--- Task statement ---
All of the lines below are to be transcribed faithfully, with pictures excluded from the copy.
[BEGIN]
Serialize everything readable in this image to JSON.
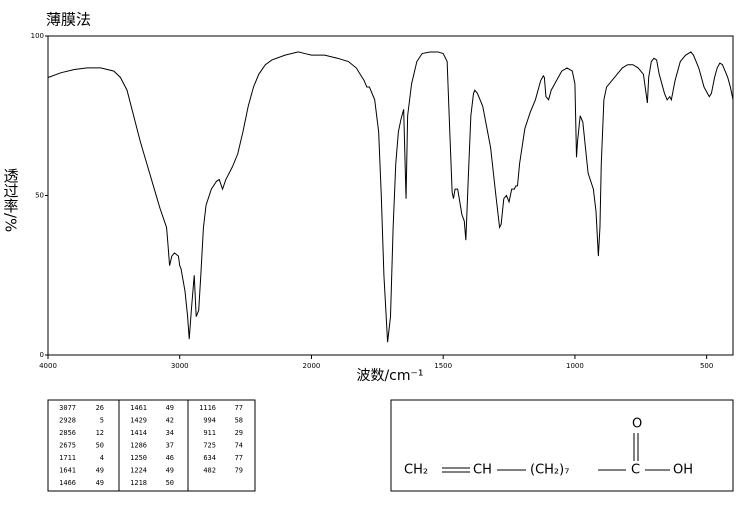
{
  "chart_data": {
    "type": "line",
    "title": "薄膜法",
    "x_label": "波数/cm⁻¹",
    "y_label": "透过率/%",
    "xlim": [
      4000,
      400
    ],
    "x_scale_change": 2000,
    "ylim": [
      0,
      100
    ],
    "xticks": [
      4000,
      3000,
      2000,
      1500,
      1000,
      500
    ],
    "yticks": [
      0,
      50,
      100
    ],
    "color": "#000000",
    "grid": false,
    "x": [
      4000,
      3900,
      3800,
      3700,
      3600,
      3500,
      3450,
      3400,
      3350,
      3300,
      3250,
      3200,
      3150,
      3100,
      3090,
      3077,
      3060,
      3040,
      3010,
      3000,
      2990,
      2960,
      2940,
      2928,
      2910,
      2890,
      2875,
      2856,
      2840,
      2820,
      2800,
      2760,
      2720,
      2700,
      2675,
      2650,
      2600,
      2560,
      2520,
      2480,
      2440,
      2400,
      2350,
      2300,
      2200,
      2100,
      2050,
      2000,
      1950,
      1900,
      1860,
      1830,
      1800,
      1790,
      1780,
      1760,
      1745,
      1735,
      1725,
      1711,
      1700,
      1690,
      1680,
      1670,
      1660,
      1650,
      1641,
      1635,
      1620,
      1600,
      1580,
      1550,
      1520,
      1500,
      1485,
      1475,
      1466,
      1461,
      1455,
      1445,
      1429,
      1420,
      1414,
      1405,
      1395,
      1385,
      1380,
      1370,
      1350,
      1320,
      1300,
      1286,
      1280,
      1270,
      1260,
      1250,
      1240,
      1230,
      1224,
      1218,
      1210,
      1190,
      1170,
      1150,
      1130,
      1120,
      1116,
      1110,
      1100,
      1090,
      1070,
      1050,
      1030,
      1010,
      1000,
      994,
      990,
      980,
      970,
      960,
      950,
      930,
      920,
      911,
      905,
      900,
      890,
      880,
      860,
      840,
      820,
      800,
      780,
      760,
      740,
      730,
      725,
      720,
      710,
      700,
      690,
      680,
      660,
      650,
      640,
      634,
      620,
      600,
      580,
      560,
      550,
      530,
      510,
      490,
      482,
      470,
      460,
      450,
      440,
      420,
      410,
      400
    ],
    "values": [
      87,
      88.5,
      89.5,
      90,
      90,
      89,
      87,
      83,
      75,
      67,
      60,
      53,
      46,
      40,
      35,
      28,
      31,
      32,
      31,
      28,
      27,
      20,
      12,
      5,
      15,
      25,
      12,
      14,
      25,
      40,
      47,
      52,
      54.5,
      55,
      52,
      55,
      59,
      63,
      70,
      78,
      84,
      88,
      91,
      92.5,
      94,
      95,
      94.5,
      94,
      94,
      93,
      92,
      90,
      86,
      84,
      84,
      80,
      70,
      50,
      25,
      4,
      12,
      40,
      60,
      70,
      74,
      77,
      49,
      75,
      85,
      92,
      94.5,
      95,
      95,
      94.5,
      92,
      70,
      51,
      49,
      52,
      52,
      44,
      42,
      36,
      55,
      75,
      82,
      83,
      82,
      78,
      65,
      50,
      40,
      41,
      49,
      50,
      48,
      52,
      52,
      53,
      53,
      60,
      71,
      76,
      80,
      86,
      87.5,
      87,
      81,
      80,
      83,
      86,
      89,
      90,
      89,
      85,
      62,
      67,
      75,
      73,
      65,
      57,
      52,
      45,
      31,
      40,
      60,
      80,
      84,
      86,
      88,
      90,
      91,
      91,
      90,
      88,
      82,
      79,
      87,
      92,
      93,
      92.5,
      88,
      82,
      80,
      81,
      80,
      86,
      92,
      94,
      95,
      94,
      90,
      84,
      81,
      82,
      87,
      90,
      91.5,
      91,
      87,
      84,
      80
    ]
  },
  "peak_table": [
    [
      [
        3077,
        26
      ],
      [
        2928,
        5
      ],
      [
        2856,
        12
      ],
      [
        2675,
        50
      ],
      [
        1711,
        4
      ],
      [
        1641,
        49
      ],
      [
        1466,
        49
      ]
    ],
    [
      [
        1461,
        49
      ],
      [
        1429,
        42
      ],
      [
        1414,
        34
      ],
      [
        1286,
        37
      ],
      [
        1250,
        46
      ],
      [
        1224,
        49
      ],
      [
        1218,
        50
      ]
    ],
    [
      [
        1116,
        77
      ],
      [
        994,
        58
      ],
      [
        911,
        29
      ],
      [
        725,
        74
      ],
      [
        634,
        77
      ],
      [
        482,
        79
      ]
    ]
  ],
  "structure": {
    "groups": [
      "CH₂",
      "CH",
      "(CH₂)₇",
      "C",
      "OH"
    ],
    "carbonyl": "O"
  }
}
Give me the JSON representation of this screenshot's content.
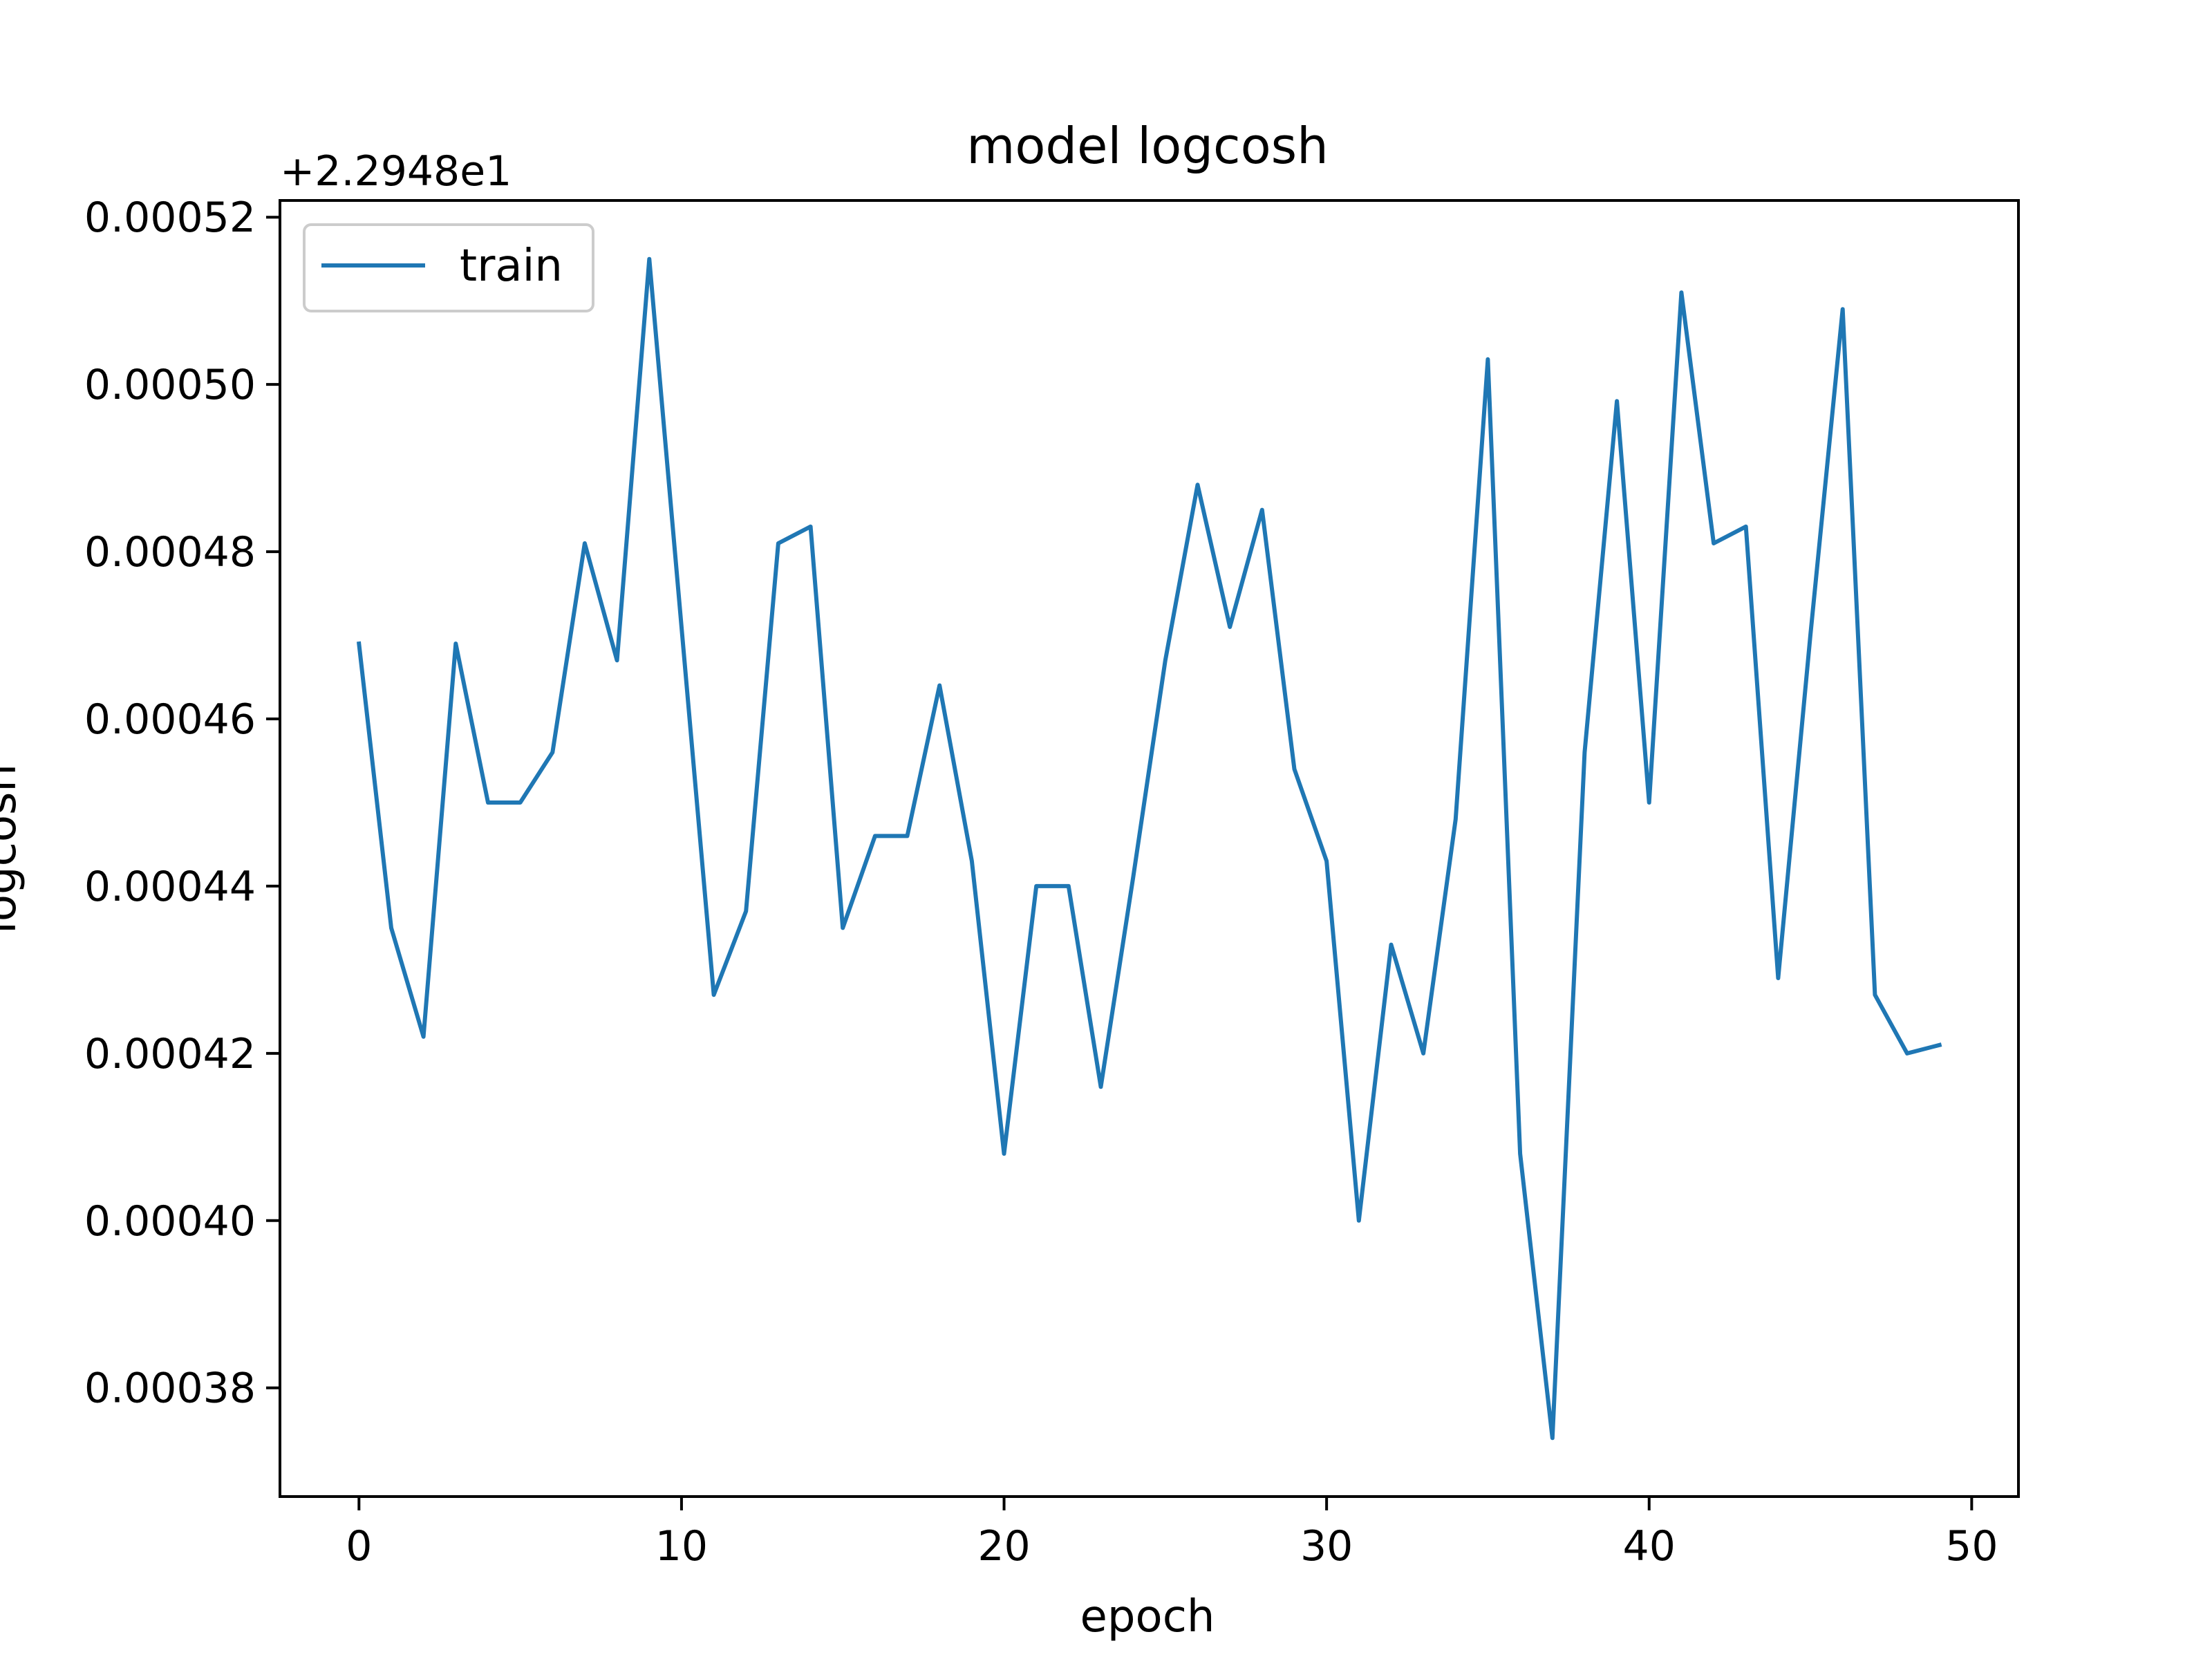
{
  "chart_data": {
    "type": "line",
    "title": "model logcosh",
    "xlabel": "epoch",
    "ylabel": "logcosh",
    "offset_label": "+2.2948e1",
    "y_offset": 22.948,
    "xlim": [
      -2.45,
      51.45
    ],
    "ylim": [
      0.000367,
      0.000522
    ],
    "x_ticks": [
      0,
      10,
      20,
      30,
      40,
      50
    ],
    "x_tick_labels": [
      "0",
      "10",
      "20",
      "30",
      "40",
      "50"
    ],
    "y_ticks": [
      0.00038,
      0.0004,
      0.00042,
      0.00044,
      0.00046,
      0.00048,
      0.0005,
      0.00052
    ],
    "y_tick_labels": [
      "0.00038",
      "0.00040",
      "0.00042",
      "0.00044",
      "0.00046",
      "0.00048",
      "0.00050",
      "0.00052"
    ],
    "grid": false,
    "legend_position": "upper left",
    "series": [
      {
        "name": "train",
        "color": "#1f77b4",
        "x": [
          0,
          1,
          2,
          3,
          4,
          5,
          6,
          7,
          8,
          9,
          10,
          11,
          12,
          13,
          14,
          15,
          16,
          17,
          18,
          19,
          20,
          21,
          22,
          23,
          24,
          25,
          26,
          27,
          28,
          29,
          30,
          31,
          32,
          33,
          34,
          35,
          36,
          37,
          38,
          39,
          40,
          41,
          42,
          43,
          44,
          45,
          46,
          47,
          48,
          49
        ],
        "values": [
          0.000469,
          0.000435,
          0.000422,
          0.000469,
          0.00045,
          0.00045,
          0.000456,
          0.000481,
          0.000467,
          0.000515,
          0.000471,
          0.000427,
          0.000437,
          0.000481,
          0.000483,
          0.000435,
          0.000446,
          0.000446,
          0.000464,
          0.000443,
          0.000408,
          0.00044,
          0.00044,
          0.000416,
          0.000441,
          0.000467,
          0.000488,
          0.000471,
          0.000485,
          0.000454,
          0.000443,
          0.0004,
          0.000433,
          0.00042,
          0.000448,
          0.000503,
          0.000408,
          0.000374,
          0.000456,
          0.000498,
          0.00045,
          0.000511,
          0.000481,
          0.000483,
          0.000429,
          0.00047,
          0.000509,
          0.000427,
          0.00042,
          0.000421
        ]
      }
    ]
  }
}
[END]
--- Written solution ---
Serialize everything readable in this image to JSON.
{
  "chart_data": {
    "type": "line",
    "title": "薄膜法",
    "x_label": "波数/cm⁻¹",
    "y_label": "透过率/%",
    "xlim": [
      4000,
      400
    ],
    "x_scale_change": 2000,
    "ylim": [
      0,
      100
    ],
    "xticks": [
      4000,
      3000,
      2000,
      1500,
      1000,
      500
    ],
    "yticks": [
      0,
      50,
      100
    ],
    "color": "#000000",
    "grid": false,
    "x": [
      4000,
      3900,
      3800,
      3700,
      3600,
      3500,
      3450,
      3400,
      3350,
      3300,
      3250,
      3200,
      3150,
      3100,
      3090,
      3077,
      3060,
      3040,
      3010,
      3000,
      2990,
      2960,
      2940,
      2928,
      2910,
      2890,
      2875,
      2856,
      2840,
      2820,
      2800,
      2760,
      2720,
      2700,
      2675,
      2650,
      2600,
      2560,
      2520,
      2480,
      2440,
      2400,
      2350,
      2300,
      2200,
      2100,
      2050,
      2000,
      1950,
      1900,
      1860,
      1830,
      1800,
      1790,
      1780,
      1760,
      1745,
      1735,
      1725,
      1711,
      1700,
      1690,
      1680,
      1670,
      1660,
      1650,
      1641,
      1635,
      1620,
      1600,
      1580,
      1550,
      1520,
      1500,
      1485,
      1475,
      1466,
      1461,
      1455,
      1445,
      1429,
      1420,
      1414,
      1405,
      1395,
      1385,
      1380,
      1370,
      1350,
      1320,
      1300,
      1286,
      1280,
      1270,
      1260,
      1250,
      1240,
      1230,
      1224,
      1218,
      1210,
      1190,
      1170,
      1150,
      1130,
      1120,
      1116,
      1110,
      1100,
      1090,
      1070,
      1050,
      1030,
      1010,
      1000,
      994,
      990,
      980,
      970,
      960,
      950,
      930,
      920,
      911,
      905,
      900,
      890,
      880,
      860,
      840,
      820,
      800,
      780,
      760,
      740,
      730,
      725,
      720,
      710,
      700,
      690,
      680,
      660,
      650,
      640,
      634,
      620,
      600,
      580,
      560,
      550,
      530,
      510,
      490,
      482,
      470,
      460,
      450,
      440,
      420,
      410,
      400
    ],
    "values": [
      87,
      88.5,
      89.5,
      90,
      90,
      89,
      87,
      83,
      75,
      67,
      60,
      53,
      46,
      40,
      35,
      28,
      31,
      32,
      31,
      28,
      27,
      20,
      12,
      5,
      15,
      25,
      12,
      14,
      25,
      40,
      47,
      52,
      54.5,
      55,
      52,
      55,
      59,
      63,
      70,
      78,
      84,
      88,
      91,
      92.5,
      94,
      95,
      94.5,
      94,
      94,
      93,
      92,
      90,
      86,
      84,
      84,
      80,
      70,
      50,
      25,
      4,
      12,
      40,
      60,
      70,
      74,
      77,
      49,
      75,
      85,
      92,
      94.5,
      95,
      95,
      94.5,
      92,
      70,
      51,
      49,
      52,
      52,
      44,
      42,
      36,
      55,
      75,
      82,
      83,
      82,
      78,
      65,
      50,
      40,
      41,
      49,
      50,
      48,
      52,
      52,
      53,
      53,
      60,
      71,
      76,
      80,
      86,
      87.5,
      87,
      81,
      80,
      83,
      86,
      89,
      90,
      89,
      85,
      62,
      67,
      75,
      73,
      65,
      57,
      52,
      45,
      31,
      40,
      60,
      80,
      84,
      86,
      88,
      90,
      91,
      91,
      90,
      88,
      82,
      79,
      87,
      92,
      93,
      92.5,
      88,
      82,
      80,
      81,
      80,
      86,
      92,
      94,
      95,
      94,
      90,
      84,
      81,
      82,
      87,
      90,
      91.5,
      91,
      87,
      84,
      80
    ]
  },
  "peak_table": [
    [
      [
        3077,
        26
      ],
      [
        2928,
        5
      ],
      [
        2856,
        12
      ],
      [
        2675,
        50
      ],
      [
        1711,
        4
      ],
      [
        1641,
        49
      ],
      [
        1466,
        49
      ]
    ],
    [
      [
        1461,
        49
      ],
      [
        1429,
        42
      ],
      [
        1414,
        34
      ],
      [
        1286,
        37
      ],
      [
        1250,
        46
      ],
      [
        1224,
        49
      ],
      [
        1218,
        50
      ]
    ],
    [
      [
        1116,
        77
      ],
      [
        994,
        58
      ],
      [
        911,
        29
      ],
      [
        725,
        74
      ],
      [
        634,
        77
      ],
      [
        482,
        79
      ]
    ]
  ],
  "structure": {
    "groups": [
      "CH₂",
      "CH",
      "(CH₂)₇",
      "C",
      "OH"
    ],
    "carbonyl": "O"
  }
}
Give me the JSON representation of this screenshot's content.
{
  "chart_data": {
    "type": "line",
    "title": "model logcosh",
    "xlabel": "epoch",
    "ylabel": "logcosh",
    "offset_label": "+2.2948e1",
    "y_offset": 22.948,
    "xlim": [
      -2.45,
      51.45
    ],
    "ylim": [
      0.000367,
      0.000522
    ],
    "x_ticks": [
      0,
      10,
      20,
      30,
      40,
      50
    ],
    "x_tick_labels": [
      "0",
      "10",
      "20",
      "30",
      "40",
      "50"
    ],
    "y_ticks": [
      0.00038,
      0.0004,
      0.00042,
      0.00044,
      0.00046,
      0.00048,
      0.0005,
      0.00052
    ],
    "y_tick_labels": [
      "0.00038",
      "0.00040",
      "0.00042",
      "0.00044",
      "0.00046",
      "0.00048",
      "0.00050",
      "0.00052"
    ],
    "grid": false,
    "legend_position": "upper left",
    "series": [
      {
        "name": "train",
        "color": "#1f77b4",
        "x": [
          0,
          1,
          2,
          3,
          4,
          5,
          6,
          7,
          8,
          9,
          10,
          11,
          12,
          13,
          14,
          15,
          16,
          17,
          18,
          19,
          20,
          21,
          22,
          23,
          24,
          25,
          26,
          27,
          28,
          29,
          30,
          31,
          32,
          33,
          34,
          35,
          36,
          37,
          38,
          39,
          40,
          41,
          42,
          43,
          44,
          45,
          46,
          47,
          48,
          49
        ],
        "values": [
          0.000469,
          0.000435,
          0.000422,
          0.000469,
          0.00045,
          0.00045,
          0.000456,
          0.000481,
          0.000467,
          0.000515,
          0.000471,
          0.000427,
          0.000437,
          0.000481,
          0.000483,
          0.000435,
          0.000446,
          0.000446,
          0.000464,
          0.000443,
          0.000408,
          0.00044,
          0.00044,
          0.000416,
          0.000441,
          0.000467,
          0.000488,
          0.000471,
          0.000485,
          0.000454,
          0.000443,
          0.0004,
          0.000433,
          0.00042,
          0.000448,
          0.000503,
          0.000408,
          0.000374,
          0.000456,
          0.000498,
          0.00045,
          0.000511,
          0.000481,
          0.000483,
          0.000429,
          0.00047,
          0.000509,
          0.000427,
          0.00042,
          0.000421
        ]
      }
    ]
  }
}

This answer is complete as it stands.